### TASK DETAILS:
Tally how many lines hold the string "imposition". Your reply should be that number alone.

### DATASET ROWS:
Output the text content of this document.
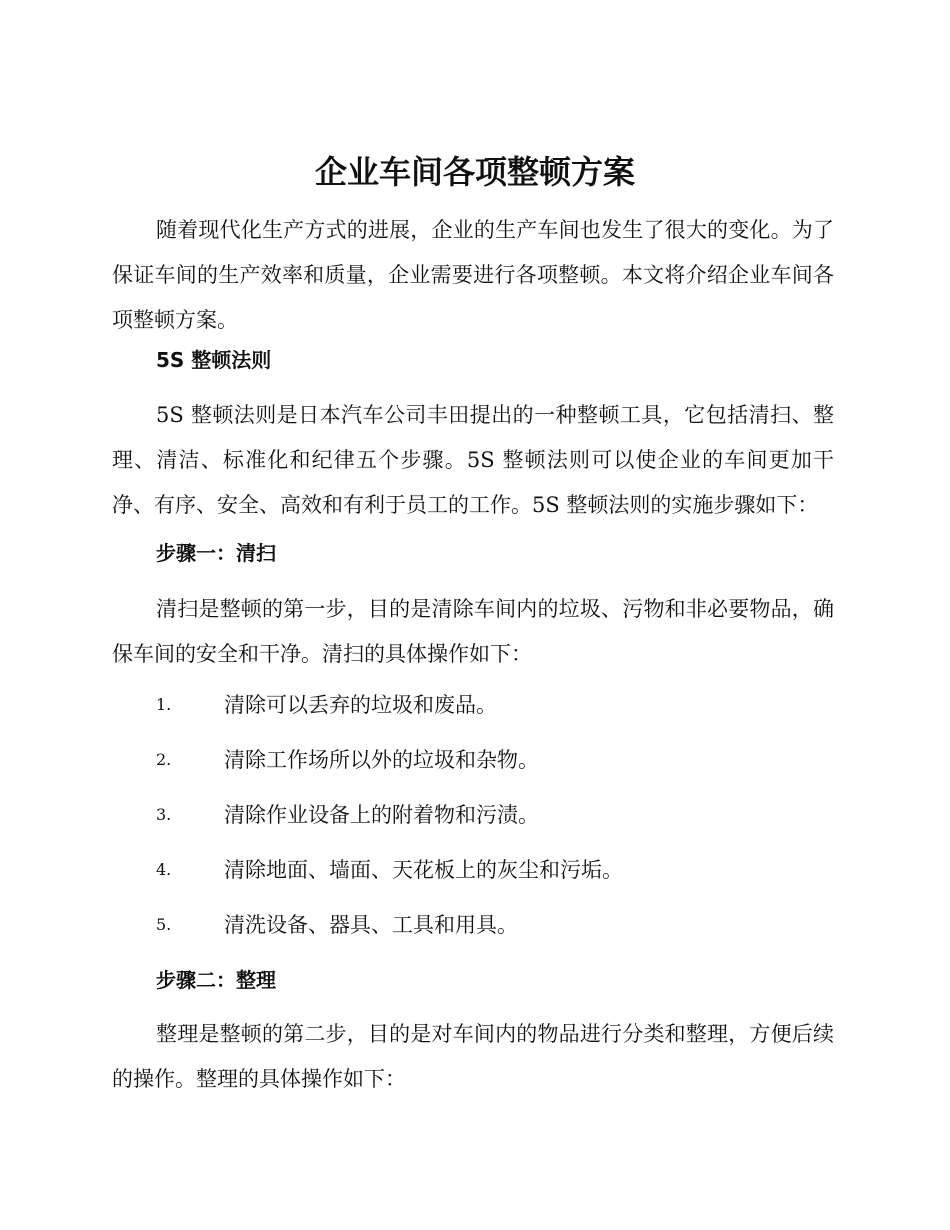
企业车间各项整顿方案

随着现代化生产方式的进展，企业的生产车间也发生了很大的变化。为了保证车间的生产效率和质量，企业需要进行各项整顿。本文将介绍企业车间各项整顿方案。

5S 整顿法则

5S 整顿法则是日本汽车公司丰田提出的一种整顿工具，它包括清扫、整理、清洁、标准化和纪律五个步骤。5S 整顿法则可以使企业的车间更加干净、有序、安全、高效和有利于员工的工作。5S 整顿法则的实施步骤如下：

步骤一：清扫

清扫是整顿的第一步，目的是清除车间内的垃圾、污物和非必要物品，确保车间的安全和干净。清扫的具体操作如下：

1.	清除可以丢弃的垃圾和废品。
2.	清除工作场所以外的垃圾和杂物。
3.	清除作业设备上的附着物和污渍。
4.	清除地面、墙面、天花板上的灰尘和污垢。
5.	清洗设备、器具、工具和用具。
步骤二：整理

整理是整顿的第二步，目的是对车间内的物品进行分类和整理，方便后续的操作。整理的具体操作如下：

* * *

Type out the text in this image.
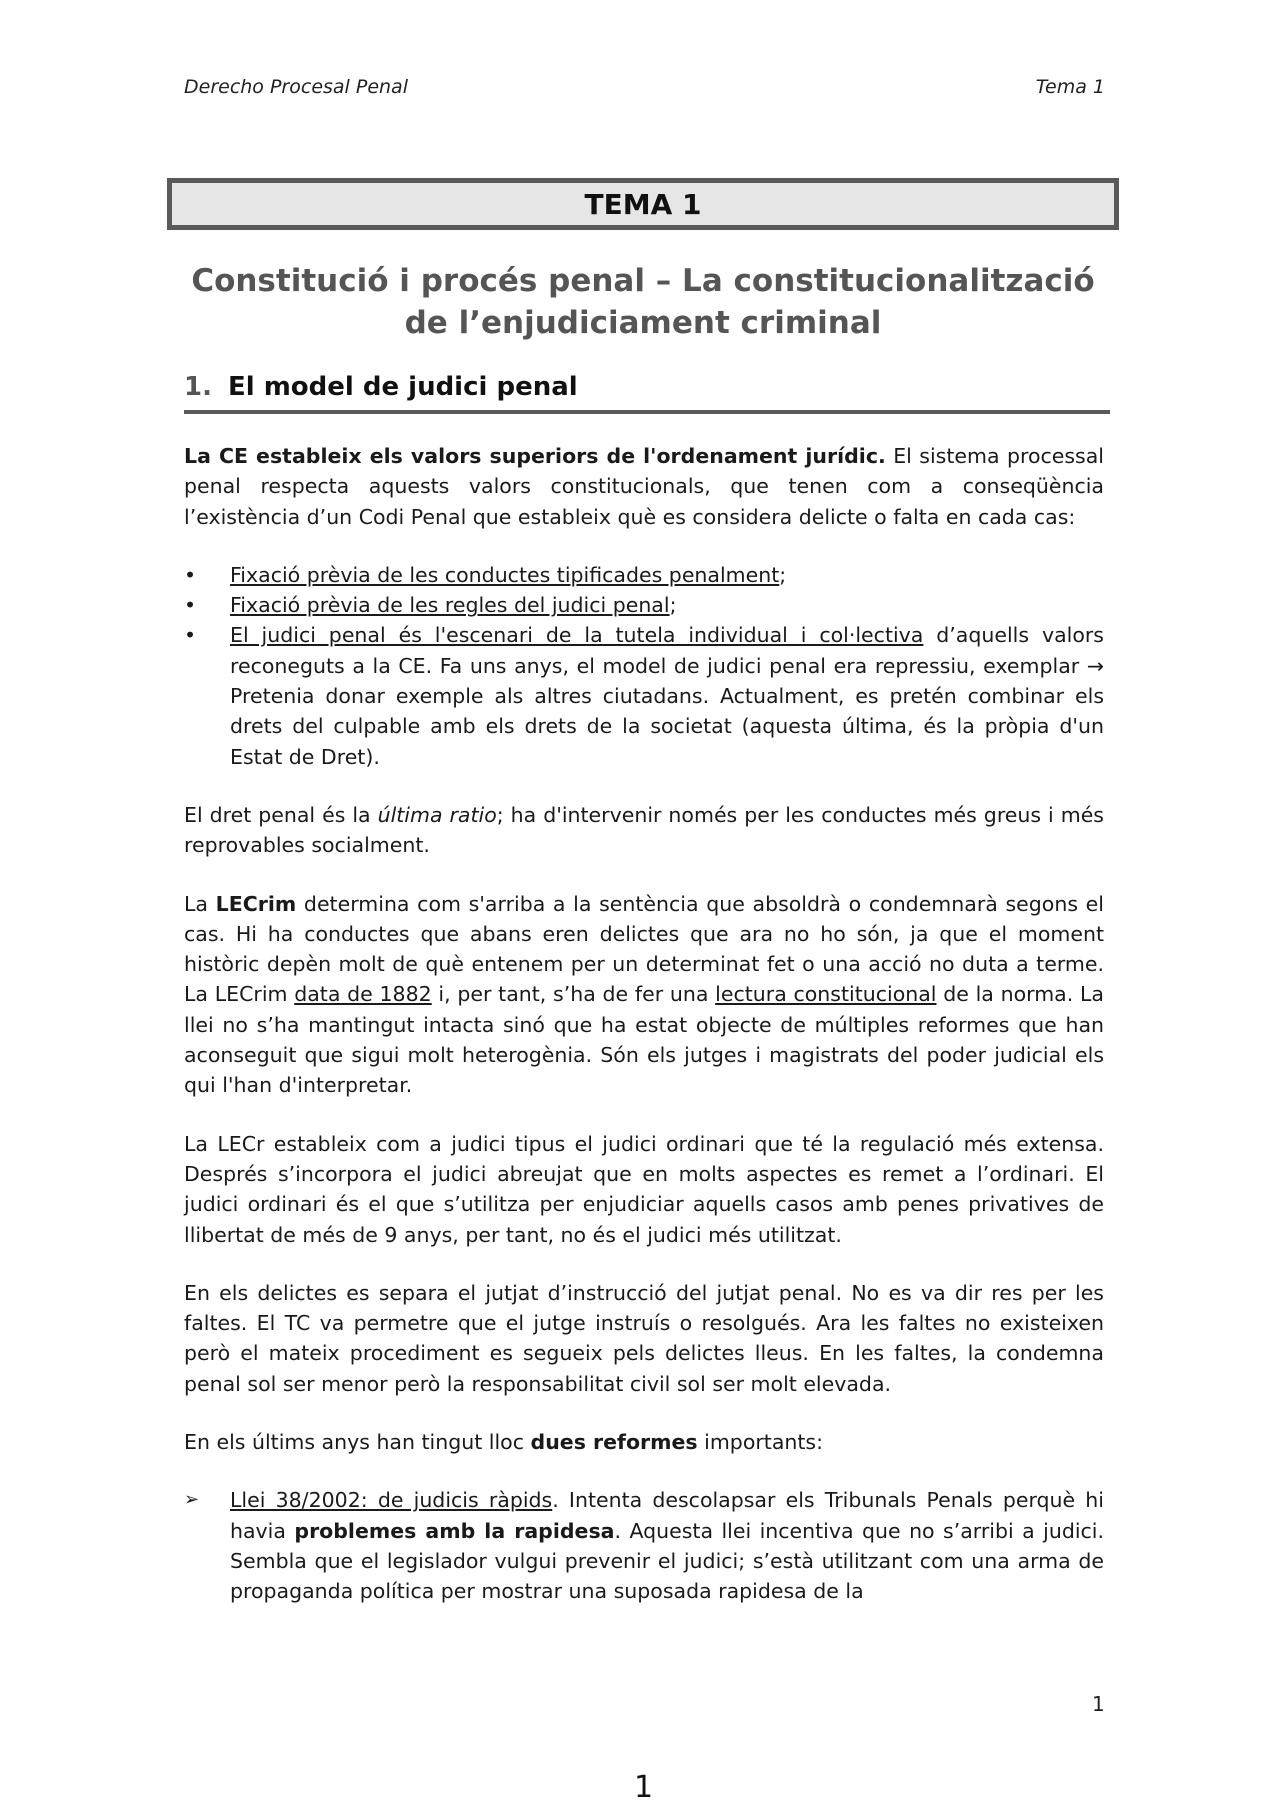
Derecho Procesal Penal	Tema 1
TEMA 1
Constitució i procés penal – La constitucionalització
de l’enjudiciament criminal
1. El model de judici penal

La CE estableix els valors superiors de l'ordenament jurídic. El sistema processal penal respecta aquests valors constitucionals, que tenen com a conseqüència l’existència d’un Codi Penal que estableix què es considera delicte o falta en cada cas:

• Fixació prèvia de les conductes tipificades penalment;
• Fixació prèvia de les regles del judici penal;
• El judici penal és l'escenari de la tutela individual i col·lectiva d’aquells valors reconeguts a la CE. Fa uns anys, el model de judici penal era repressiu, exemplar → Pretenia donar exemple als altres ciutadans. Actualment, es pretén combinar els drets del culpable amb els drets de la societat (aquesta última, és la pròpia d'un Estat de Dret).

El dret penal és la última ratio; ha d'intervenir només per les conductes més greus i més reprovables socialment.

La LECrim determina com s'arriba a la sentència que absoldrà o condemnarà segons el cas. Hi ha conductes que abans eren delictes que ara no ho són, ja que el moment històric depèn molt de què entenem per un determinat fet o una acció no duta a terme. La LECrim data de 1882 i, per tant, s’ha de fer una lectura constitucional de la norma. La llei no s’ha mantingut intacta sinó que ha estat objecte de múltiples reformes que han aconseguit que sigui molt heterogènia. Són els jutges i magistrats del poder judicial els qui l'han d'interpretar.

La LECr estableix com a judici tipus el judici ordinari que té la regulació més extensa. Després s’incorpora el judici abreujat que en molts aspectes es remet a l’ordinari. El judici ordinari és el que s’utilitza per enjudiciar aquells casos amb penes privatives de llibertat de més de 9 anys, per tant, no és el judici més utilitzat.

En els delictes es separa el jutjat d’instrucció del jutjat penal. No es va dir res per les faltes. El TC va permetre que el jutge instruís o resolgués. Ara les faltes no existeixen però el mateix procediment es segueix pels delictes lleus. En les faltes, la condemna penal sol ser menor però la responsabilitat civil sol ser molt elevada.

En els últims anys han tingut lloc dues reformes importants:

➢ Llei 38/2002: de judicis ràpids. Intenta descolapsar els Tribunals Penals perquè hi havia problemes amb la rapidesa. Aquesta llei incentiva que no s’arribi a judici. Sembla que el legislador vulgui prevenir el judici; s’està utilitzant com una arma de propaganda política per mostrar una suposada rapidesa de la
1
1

--

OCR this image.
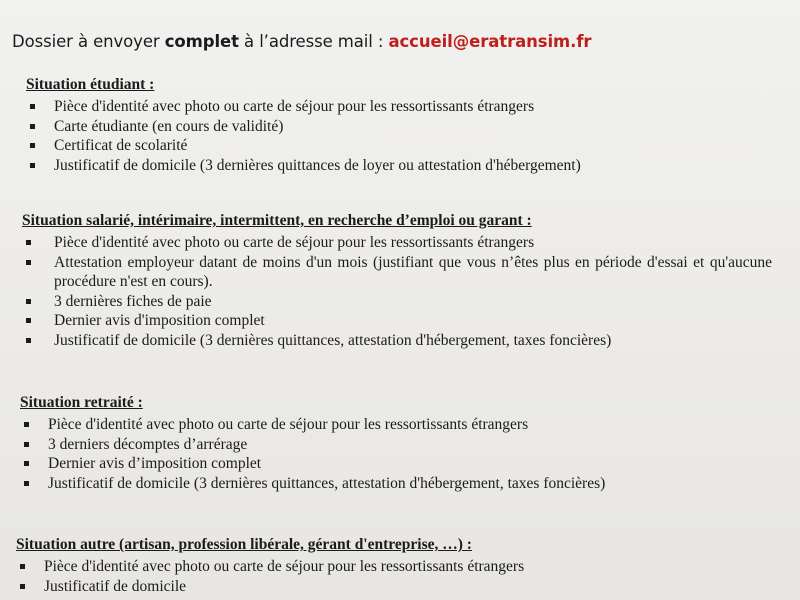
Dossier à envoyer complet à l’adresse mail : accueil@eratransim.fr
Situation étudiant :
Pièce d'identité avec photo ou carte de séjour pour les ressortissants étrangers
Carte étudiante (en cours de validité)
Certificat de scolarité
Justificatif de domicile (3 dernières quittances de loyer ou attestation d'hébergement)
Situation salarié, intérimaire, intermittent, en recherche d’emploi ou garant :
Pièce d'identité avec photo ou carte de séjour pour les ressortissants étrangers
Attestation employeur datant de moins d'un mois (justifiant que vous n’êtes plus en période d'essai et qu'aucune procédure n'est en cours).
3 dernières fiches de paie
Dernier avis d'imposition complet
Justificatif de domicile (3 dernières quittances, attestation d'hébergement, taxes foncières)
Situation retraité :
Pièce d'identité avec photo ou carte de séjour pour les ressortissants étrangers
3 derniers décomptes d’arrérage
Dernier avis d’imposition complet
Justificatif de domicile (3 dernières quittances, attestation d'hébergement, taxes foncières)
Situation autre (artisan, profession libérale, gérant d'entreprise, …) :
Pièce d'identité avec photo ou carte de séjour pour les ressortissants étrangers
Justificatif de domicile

### RESPONSE BELOW:
2